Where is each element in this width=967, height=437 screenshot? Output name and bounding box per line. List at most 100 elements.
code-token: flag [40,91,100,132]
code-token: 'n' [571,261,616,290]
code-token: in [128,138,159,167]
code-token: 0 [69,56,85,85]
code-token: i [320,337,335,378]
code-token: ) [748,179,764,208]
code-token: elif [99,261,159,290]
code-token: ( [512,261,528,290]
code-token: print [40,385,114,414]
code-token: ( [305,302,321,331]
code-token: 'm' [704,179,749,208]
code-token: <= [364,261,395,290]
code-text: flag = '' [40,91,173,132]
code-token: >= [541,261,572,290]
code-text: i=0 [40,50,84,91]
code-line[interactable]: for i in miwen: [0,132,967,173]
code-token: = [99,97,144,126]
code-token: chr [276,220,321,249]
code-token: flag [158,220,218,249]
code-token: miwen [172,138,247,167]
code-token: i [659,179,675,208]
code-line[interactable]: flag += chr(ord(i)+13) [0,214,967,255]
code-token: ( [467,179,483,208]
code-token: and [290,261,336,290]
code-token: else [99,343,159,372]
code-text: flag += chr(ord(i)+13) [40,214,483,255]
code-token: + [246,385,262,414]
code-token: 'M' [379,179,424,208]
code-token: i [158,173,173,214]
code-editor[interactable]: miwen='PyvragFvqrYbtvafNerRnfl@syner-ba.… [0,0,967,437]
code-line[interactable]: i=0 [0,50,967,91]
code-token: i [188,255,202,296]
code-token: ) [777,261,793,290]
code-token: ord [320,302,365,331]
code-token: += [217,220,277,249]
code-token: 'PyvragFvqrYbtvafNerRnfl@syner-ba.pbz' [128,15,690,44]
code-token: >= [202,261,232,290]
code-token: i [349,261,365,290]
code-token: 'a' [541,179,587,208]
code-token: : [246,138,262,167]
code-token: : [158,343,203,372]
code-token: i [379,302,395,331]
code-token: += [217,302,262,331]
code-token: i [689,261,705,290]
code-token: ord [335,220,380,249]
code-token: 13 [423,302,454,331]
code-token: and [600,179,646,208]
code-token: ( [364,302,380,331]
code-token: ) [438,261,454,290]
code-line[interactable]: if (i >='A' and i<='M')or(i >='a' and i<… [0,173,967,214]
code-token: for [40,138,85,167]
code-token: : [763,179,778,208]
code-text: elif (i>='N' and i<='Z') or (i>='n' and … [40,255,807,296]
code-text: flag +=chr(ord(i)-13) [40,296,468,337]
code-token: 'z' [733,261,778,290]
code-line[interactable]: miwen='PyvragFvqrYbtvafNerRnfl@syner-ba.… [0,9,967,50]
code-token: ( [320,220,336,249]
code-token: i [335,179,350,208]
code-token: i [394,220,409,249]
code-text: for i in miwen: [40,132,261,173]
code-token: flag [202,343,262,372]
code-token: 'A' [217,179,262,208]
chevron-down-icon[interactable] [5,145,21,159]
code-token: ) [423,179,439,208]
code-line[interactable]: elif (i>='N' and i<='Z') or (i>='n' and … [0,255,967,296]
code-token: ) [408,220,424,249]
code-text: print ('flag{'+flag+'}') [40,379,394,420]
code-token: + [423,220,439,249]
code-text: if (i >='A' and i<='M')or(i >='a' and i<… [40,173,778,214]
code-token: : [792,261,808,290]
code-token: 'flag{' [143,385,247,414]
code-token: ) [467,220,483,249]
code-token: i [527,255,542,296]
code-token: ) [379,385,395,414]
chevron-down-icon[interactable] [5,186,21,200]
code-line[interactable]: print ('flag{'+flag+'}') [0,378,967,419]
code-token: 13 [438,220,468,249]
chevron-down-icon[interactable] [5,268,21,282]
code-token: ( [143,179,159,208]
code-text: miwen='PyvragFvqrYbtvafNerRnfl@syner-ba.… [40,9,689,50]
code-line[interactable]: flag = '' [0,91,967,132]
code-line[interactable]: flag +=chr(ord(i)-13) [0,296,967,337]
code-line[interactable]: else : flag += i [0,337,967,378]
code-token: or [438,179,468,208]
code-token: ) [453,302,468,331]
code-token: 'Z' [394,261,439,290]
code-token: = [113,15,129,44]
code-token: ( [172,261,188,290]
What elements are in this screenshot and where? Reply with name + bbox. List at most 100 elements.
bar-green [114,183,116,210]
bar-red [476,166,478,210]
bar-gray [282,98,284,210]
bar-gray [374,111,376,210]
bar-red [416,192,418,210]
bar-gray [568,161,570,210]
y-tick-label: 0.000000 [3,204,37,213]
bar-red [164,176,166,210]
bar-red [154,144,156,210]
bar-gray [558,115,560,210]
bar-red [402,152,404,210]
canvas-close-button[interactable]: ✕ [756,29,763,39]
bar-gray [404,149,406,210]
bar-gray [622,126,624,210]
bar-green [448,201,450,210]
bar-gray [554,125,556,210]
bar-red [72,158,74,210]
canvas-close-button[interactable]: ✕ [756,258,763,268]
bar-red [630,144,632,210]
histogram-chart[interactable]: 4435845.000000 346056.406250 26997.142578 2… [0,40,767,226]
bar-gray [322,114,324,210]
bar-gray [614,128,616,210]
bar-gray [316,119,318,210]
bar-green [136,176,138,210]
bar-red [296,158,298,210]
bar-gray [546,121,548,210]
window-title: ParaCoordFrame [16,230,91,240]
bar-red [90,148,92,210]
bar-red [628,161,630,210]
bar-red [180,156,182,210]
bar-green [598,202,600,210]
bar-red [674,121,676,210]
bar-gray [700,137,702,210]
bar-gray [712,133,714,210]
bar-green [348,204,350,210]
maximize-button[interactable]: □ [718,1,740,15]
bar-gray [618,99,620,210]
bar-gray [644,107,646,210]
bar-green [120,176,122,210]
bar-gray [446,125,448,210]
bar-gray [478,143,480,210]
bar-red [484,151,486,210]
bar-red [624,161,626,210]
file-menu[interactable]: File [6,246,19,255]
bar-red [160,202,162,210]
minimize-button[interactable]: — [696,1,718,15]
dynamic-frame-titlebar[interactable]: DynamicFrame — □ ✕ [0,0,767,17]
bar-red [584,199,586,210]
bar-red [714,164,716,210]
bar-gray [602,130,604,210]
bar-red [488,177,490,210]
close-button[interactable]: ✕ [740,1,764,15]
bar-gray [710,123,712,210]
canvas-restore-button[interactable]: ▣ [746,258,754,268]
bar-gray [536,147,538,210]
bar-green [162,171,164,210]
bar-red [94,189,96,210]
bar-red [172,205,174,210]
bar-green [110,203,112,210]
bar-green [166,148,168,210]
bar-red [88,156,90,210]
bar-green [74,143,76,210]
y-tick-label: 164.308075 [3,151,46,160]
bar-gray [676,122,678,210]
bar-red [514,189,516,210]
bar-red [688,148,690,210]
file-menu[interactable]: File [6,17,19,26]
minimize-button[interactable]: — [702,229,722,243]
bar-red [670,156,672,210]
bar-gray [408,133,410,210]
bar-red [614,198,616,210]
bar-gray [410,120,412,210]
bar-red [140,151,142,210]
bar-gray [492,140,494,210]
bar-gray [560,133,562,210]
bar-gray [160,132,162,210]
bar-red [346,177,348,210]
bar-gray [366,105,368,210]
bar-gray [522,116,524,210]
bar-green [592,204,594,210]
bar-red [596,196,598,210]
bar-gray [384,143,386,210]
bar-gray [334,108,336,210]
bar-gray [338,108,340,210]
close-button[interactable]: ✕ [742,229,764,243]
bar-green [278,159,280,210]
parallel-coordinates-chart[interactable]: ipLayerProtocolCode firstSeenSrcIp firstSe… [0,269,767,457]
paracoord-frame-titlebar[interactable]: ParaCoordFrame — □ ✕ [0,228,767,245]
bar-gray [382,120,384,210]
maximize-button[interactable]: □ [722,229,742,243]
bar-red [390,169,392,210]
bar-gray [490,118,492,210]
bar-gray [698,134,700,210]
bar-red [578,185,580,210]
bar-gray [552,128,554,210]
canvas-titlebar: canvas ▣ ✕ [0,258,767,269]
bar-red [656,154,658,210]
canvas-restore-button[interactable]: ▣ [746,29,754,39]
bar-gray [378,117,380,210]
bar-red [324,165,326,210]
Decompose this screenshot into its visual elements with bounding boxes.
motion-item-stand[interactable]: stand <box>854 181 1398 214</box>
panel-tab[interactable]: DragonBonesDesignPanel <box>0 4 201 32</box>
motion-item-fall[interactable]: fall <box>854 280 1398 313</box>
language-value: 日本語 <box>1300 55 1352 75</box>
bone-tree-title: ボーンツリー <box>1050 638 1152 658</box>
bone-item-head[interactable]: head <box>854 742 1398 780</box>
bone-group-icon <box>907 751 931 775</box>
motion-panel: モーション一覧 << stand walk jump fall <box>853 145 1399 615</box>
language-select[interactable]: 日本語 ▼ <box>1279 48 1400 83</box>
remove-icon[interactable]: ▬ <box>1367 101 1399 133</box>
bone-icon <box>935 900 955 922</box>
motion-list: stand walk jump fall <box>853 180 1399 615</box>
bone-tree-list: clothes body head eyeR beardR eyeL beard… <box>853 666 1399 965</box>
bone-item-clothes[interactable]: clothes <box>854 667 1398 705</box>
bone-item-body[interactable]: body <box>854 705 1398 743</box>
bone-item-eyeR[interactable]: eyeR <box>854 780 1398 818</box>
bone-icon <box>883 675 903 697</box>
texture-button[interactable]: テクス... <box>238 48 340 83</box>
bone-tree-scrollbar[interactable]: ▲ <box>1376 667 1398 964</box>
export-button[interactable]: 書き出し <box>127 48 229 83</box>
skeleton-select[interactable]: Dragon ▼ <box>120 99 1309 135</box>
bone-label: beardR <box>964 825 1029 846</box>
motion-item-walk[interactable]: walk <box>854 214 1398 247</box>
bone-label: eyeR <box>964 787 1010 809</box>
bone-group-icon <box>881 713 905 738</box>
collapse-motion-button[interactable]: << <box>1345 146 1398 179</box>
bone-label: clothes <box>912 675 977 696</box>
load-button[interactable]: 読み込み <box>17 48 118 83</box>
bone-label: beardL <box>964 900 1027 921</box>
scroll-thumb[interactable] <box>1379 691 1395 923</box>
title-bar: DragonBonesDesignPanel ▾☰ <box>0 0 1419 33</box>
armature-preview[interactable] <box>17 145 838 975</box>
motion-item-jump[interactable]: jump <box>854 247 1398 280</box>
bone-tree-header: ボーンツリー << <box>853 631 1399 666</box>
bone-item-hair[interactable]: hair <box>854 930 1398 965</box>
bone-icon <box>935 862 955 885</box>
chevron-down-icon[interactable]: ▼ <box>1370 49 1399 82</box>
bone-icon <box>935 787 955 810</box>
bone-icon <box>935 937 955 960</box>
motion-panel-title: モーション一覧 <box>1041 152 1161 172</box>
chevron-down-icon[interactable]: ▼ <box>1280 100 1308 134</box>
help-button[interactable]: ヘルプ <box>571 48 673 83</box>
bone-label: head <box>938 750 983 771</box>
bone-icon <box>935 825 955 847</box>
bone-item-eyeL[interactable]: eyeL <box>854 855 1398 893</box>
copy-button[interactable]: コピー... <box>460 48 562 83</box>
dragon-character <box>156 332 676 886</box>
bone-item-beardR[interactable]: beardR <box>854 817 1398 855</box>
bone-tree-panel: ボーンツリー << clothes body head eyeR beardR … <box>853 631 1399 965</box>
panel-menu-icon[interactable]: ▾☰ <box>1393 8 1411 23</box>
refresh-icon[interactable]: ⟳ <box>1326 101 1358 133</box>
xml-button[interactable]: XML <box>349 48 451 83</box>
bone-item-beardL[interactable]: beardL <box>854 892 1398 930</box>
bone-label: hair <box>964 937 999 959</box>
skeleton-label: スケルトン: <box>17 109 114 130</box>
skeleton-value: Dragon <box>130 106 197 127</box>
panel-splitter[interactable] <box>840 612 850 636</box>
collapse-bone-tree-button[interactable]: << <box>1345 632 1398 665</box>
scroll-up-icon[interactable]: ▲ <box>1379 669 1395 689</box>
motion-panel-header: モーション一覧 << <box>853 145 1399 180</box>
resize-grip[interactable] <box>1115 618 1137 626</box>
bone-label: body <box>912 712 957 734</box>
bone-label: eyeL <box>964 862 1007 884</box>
----
• What this task involves:
Convert the records, from their first line up to and including the line containing "code-token: ( [512,261,528,290]", into a JSON list of strings with one string per line, omitting blank lines.

• Full solution:
[
  "Where is each element in this width=967, height=437 screenshot? Output name and bounding box per line. List at most 100 elements.",
  "code-token: flag [40,91,100,132]",
  "code-token: 'n' [571,261,616,290]",
  "code-token: in [128,138,159,167]",
  "code-token: 0 [69,56,85,85]",
  "code-token: i [320,337,335,378]",
  "code-token: ) [748,179,764,208]",
  "code-token: elif [99,261,159,290]",
  "code-token: ( [512,261,528,290]"
]